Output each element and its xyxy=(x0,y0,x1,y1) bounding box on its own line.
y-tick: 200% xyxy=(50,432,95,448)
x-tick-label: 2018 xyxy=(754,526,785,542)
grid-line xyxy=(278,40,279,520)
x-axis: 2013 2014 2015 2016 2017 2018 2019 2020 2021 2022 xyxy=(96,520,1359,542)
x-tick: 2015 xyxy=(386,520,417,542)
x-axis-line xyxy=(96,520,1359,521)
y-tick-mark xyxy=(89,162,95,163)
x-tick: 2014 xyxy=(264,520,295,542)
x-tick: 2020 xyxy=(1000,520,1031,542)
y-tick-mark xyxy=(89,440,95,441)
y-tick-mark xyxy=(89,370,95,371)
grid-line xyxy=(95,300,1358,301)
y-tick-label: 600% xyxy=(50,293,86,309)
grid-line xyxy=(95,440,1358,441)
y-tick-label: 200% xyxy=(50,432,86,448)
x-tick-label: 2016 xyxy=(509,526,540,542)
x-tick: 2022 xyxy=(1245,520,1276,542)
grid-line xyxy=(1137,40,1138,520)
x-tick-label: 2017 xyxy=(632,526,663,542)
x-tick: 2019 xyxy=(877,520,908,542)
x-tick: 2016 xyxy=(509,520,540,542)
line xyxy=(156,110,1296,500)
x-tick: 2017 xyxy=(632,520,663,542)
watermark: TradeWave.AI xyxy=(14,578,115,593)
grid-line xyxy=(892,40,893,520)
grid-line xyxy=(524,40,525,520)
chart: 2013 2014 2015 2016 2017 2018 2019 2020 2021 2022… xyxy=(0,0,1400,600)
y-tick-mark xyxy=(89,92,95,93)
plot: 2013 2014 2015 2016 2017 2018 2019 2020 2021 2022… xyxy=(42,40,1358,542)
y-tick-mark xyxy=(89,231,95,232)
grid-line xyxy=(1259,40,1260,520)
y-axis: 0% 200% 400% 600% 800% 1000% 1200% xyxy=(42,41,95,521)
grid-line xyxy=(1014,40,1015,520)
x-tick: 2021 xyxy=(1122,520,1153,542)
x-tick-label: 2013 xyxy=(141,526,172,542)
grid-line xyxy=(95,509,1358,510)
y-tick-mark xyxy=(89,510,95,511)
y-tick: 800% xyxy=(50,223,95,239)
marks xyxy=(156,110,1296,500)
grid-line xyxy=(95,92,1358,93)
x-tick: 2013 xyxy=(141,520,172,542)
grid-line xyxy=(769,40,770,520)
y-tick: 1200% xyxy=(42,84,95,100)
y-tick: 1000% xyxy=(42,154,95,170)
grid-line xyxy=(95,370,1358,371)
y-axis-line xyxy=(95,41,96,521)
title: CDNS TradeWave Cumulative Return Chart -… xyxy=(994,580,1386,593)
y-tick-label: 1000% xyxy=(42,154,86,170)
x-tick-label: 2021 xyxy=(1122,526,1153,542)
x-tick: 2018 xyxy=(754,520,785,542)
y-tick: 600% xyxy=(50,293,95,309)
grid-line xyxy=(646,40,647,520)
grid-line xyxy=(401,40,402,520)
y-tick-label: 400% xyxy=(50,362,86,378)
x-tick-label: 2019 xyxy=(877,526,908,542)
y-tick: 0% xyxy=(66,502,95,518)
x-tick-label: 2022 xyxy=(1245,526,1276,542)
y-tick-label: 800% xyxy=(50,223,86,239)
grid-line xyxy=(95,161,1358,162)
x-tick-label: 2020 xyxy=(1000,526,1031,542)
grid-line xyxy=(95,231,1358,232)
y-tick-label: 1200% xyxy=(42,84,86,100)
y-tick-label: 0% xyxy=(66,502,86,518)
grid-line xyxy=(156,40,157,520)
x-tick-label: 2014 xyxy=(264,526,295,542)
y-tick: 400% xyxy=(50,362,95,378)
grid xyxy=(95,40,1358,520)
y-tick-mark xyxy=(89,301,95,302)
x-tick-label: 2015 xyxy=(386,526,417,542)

§ **Objective**
Convert every line of the listing above into a JSON list of strings, one string per line, leaving out any blank lines.

§ **Solution to the problem**
[
  "Output each element and its xyxy=(x0,y0,x1,y1) bounding box on its own line.",
  "y-tick: 200% xyxy=(50,432,95,448)",
  "x-tick-label: 2018 xyxy=(754,526,785,542)",
  "grid-line xyxy=(278,40,279,520)",
  "x-axis: 2013 2014 2015 2016 2017 2018 2019 2020 2021 2022 xyxy=(96,520,1359,542)",
  "x-tick: 2015 xyxy=(386,520,417,542)",
  "x-axis-line xyxy=(96,520,1359,521)",
  "y-tick-mark xyxy=(89,162,95,163)",
  "x-tick: 2014 xyxy=(264,520,295,542)",
  "x-tick: 2020 xyxy=(1000,520,1031,542)",
  "y-tick-mark xyxy=(89,440,95,441)",
  "y-tick-mark xyxy=(89,370,95,371)",
  "grid-line xyxy=(95,300,1358,301)",
  "y-tick-label: 600% xyxy=(50,293,86,309)",
  "grid-line xyxy=(95,440,1358,441)",
  "y-tick-label: 200% xyxy=(50,432,86,448)",
  "x-tick-label: 2016 xyxy=(509,526,540,542)",
  "x-tick: 2022 xyxy=(1245,520,1276,542)",
  "grid-line xyxy=(1137,40,1138,520)",
  "x-tick-label: 2017 xyxy=(632,526,663,542)",
  "x-tick: 2019 xyxy=(877,520,908,542)",
  "x-tick: 2016 xyxy=(509,520,540,542)",
  "line xyxy=(156,110,1296,500)",
  "x-tick: 2017 xyxy=(632,520,663,542)",
  "watermark: TradeWave.AI xyxy=(14,578,115,593)",
  "grid-line xyxy=(892,40,893,520)",
  "grid-line xyxy=(524,40,525,520)",
  "chart: 2013 2014 2015 2016 2017 2018 2019 2020 2021 2022… xyxy=(0,0,1400,600)",
  "y-tick-mark xyxy=(89,92,95,93)",
  "plot: 2013 2014 2015 2016 2017 2018 2019 2020 2021 2022… xyxy=(42,40,1358,542)",
  "y-tick-mark xyxy=(89,231,95,232)",
  "grid-line xyxy=(1259,40,1260,520)",
  "y-axis: 0% 200% 400% 600% 800% 1000% 1200% xyxy=(42,41,95,521)",
  "grid-line xyxy=(1014,40,1015,520)",
  "x-tick: 2021 xyxy=(1122,520,1153,542)",
  "x-tick-label: 2013 xyxy=(141,526,172,542)",
  "grid-line xyxy=(95,509,1358,510)",
  "y-tick-mark xyxy=(89,510,95,511)",
  "y-tick: 800% xyxy=(50,223,95,239)",
  "marks xyxy=(156,110,1296,500)",
  "grid-line xyxy=(95,92,1358,93)",
  "x-tick: 2013 xyxy=(141,520,172,542)",
  "grid-line xyxy=(769,40,770,520)",
  "y-tick: 1200% xyxy=(42,84,95,100)",
  "y-tick: 1000% xyxy=(42,154,95,170)",
  "grid-line xyxy=(95,370,1358,371)",
  "y-axis-line xyxy=(95,41,96,521)",
  "title: CDNS TradeWave Cumulative Return Chart -… xyxy=(994,580,1386,593)",
  "y-tick-label: 1000% xyxy=(42,154,86,170)",
  "x-tick-label: 2021 xyxy=(1122,526,1153,542)",
  "x-tick: 2018 xyxy=(754,520,785,542)",
  "y-tick: 600% xyxy=(50,293,95,309)",
  "grid-line xyxy=(646,40,647,520)",
  "grid-line xyxy=(401,40,402,520)",
  "y-tick-label: 400% xyxy=(50,362,86,378)",
  "x-tick-label: 2019 xyxy=(877,526,908,542)",
  "y-tick: 0% xyxy=(66,502,95,518)",
  "x-tick-label: 2022 xyxy=(1245,526,1276,542)",
  "y-tick-label: 800% xyxy=(50,223,86,239)",
  "grid-line xyxy=(95,161,1358,162)",
  "x-tick-label: 2020 xyxy=(1000,526,1031,542)",
  "grid-line xyxy=(95,231,1358,232)",
  "y-tick-label: 1200% xyxy=(42,84,86,100)",
  "y-tick-label: 0% xyxy=(66,502,86,518)",
  "grid-line xyxy=(156,40,157,520)",
  "x-tick-label: 2014 xyxy=(264,526,295,542)",
  "y-tick: 400% xyxy=(50,362,95,378)",
  "grid xyxy=(95,40,1358,520)",
  "y-tick-mark xyxy=(89,301,95,302)",
  "x-tick-label: 2015 xyxy=(386,526,417,542)"
]